> _Record list_:
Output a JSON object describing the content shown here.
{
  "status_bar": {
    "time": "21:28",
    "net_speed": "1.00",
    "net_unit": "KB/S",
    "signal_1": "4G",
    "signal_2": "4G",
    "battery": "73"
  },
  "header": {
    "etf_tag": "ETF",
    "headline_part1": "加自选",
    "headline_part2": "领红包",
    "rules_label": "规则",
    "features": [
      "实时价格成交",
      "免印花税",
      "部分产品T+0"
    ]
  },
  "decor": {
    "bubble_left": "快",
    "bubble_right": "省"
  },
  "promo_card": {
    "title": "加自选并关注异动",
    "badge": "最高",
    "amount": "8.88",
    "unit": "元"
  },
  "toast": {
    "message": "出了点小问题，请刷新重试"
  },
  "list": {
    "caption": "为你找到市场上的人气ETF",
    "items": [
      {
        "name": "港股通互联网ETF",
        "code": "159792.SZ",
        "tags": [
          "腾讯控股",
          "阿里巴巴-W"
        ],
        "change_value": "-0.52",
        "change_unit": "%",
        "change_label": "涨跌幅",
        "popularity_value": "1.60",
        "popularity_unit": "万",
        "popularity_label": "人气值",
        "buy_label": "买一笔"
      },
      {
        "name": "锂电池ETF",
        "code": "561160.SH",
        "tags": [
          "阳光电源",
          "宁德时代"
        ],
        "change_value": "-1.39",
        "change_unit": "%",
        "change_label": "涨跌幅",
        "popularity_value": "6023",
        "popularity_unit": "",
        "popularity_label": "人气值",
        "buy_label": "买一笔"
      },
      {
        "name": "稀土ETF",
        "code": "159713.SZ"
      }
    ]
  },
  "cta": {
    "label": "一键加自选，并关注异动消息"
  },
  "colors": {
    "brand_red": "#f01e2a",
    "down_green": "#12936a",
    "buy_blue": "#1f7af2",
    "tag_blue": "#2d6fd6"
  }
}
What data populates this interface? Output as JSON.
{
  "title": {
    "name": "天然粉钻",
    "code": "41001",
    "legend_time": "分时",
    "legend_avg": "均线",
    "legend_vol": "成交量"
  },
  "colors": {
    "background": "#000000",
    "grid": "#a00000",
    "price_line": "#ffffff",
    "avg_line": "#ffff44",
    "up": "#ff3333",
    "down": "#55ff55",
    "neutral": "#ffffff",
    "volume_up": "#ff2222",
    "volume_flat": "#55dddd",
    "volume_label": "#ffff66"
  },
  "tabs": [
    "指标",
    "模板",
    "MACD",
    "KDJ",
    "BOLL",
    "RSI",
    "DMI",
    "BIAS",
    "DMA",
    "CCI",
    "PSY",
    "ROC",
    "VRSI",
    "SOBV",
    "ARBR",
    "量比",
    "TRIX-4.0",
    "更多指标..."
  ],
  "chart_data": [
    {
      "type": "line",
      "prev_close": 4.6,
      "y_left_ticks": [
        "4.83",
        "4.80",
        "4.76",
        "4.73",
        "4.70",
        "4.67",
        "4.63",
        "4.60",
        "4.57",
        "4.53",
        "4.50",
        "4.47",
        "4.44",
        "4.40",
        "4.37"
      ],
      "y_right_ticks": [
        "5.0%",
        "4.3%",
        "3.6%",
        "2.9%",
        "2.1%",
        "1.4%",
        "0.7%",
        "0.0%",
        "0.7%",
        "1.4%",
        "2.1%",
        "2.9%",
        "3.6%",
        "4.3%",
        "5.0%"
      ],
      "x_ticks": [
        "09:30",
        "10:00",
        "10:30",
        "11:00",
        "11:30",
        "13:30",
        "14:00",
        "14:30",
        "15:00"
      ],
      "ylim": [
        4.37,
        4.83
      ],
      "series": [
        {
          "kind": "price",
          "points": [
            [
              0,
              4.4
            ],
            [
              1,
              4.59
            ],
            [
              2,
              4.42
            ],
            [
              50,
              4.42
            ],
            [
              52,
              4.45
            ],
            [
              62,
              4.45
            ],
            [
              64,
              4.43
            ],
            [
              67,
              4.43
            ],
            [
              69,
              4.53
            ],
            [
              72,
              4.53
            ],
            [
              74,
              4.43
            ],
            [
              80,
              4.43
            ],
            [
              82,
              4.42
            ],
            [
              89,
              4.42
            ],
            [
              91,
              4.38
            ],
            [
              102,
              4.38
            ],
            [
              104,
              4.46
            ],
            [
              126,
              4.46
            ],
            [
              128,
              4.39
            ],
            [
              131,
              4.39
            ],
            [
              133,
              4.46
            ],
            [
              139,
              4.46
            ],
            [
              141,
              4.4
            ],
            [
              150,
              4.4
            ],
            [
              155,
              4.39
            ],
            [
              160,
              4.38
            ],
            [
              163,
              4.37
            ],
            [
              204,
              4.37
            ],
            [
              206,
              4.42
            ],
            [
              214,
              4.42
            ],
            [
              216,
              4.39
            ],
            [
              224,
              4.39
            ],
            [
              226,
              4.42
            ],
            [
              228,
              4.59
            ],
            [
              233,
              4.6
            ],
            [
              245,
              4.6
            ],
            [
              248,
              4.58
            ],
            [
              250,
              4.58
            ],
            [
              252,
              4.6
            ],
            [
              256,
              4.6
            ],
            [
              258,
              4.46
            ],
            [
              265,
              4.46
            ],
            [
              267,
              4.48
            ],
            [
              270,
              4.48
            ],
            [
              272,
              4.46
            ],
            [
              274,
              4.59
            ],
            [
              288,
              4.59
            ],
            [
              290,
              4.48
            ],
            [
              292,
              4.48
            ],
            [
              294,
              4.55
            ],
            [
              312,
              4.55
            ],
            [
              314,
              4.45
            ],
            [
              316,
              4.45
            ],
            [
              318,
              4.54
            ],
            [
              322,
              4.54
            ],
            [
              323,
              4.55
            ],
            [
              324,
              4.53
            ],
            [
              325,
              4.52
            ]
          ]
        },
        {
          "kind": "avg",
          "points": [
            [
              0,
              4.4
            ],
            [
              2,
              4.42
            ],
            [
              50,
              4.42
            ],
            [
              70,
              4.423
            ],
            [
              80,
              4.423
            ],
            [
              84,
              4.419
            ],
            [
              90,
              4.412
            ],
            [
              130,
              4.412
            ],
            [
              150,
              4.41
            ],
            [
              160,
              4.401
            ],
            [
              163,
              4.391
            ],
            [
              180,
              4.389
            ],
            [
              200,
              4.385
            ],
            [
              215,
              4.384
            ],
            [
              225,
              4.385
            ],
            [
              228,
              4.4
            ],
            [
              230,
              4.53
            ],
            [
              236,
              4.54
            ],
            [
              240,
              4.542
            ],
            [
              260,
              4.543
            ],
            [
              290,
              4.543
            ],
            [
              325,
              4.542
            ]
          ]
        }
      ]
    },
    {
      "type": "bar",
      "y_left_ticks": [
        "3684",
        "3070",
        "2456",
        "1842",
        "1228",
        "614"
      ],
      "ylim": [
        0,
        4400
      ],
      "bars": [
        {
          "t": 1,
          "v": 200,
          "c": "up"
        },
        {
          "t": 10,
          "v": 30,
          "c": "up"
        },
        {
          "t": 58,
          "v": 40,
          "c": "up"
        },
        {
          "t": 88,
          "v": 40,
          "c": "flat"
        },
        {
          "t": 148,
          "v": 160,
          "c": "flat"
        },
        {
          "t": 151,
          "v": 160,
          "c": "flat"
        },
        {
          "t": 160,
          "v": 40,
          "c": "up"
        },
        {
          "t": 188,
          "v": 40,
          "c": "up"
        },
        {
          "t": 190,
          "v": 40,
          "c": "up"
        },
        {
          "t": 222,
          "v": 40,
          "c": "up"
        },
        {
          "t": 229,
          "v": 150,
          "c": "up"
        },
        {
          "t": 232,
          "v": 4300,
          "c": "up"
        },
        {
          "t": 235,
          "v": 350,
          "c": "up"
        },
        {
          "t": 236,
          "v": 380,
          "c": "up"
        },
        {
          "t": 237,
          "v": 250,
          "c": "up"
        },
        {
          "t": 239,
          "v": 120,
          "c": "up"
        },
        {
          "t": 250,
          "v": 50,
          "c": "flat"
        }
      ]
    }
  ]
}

> _What this task involves_:
Copy each line containing the word "code" from the data.

> _Response to the task_:
        "code": "159792.SZ",
        "code": "561160.SH",
        "code": "159713.SZ"
    "code": "41001",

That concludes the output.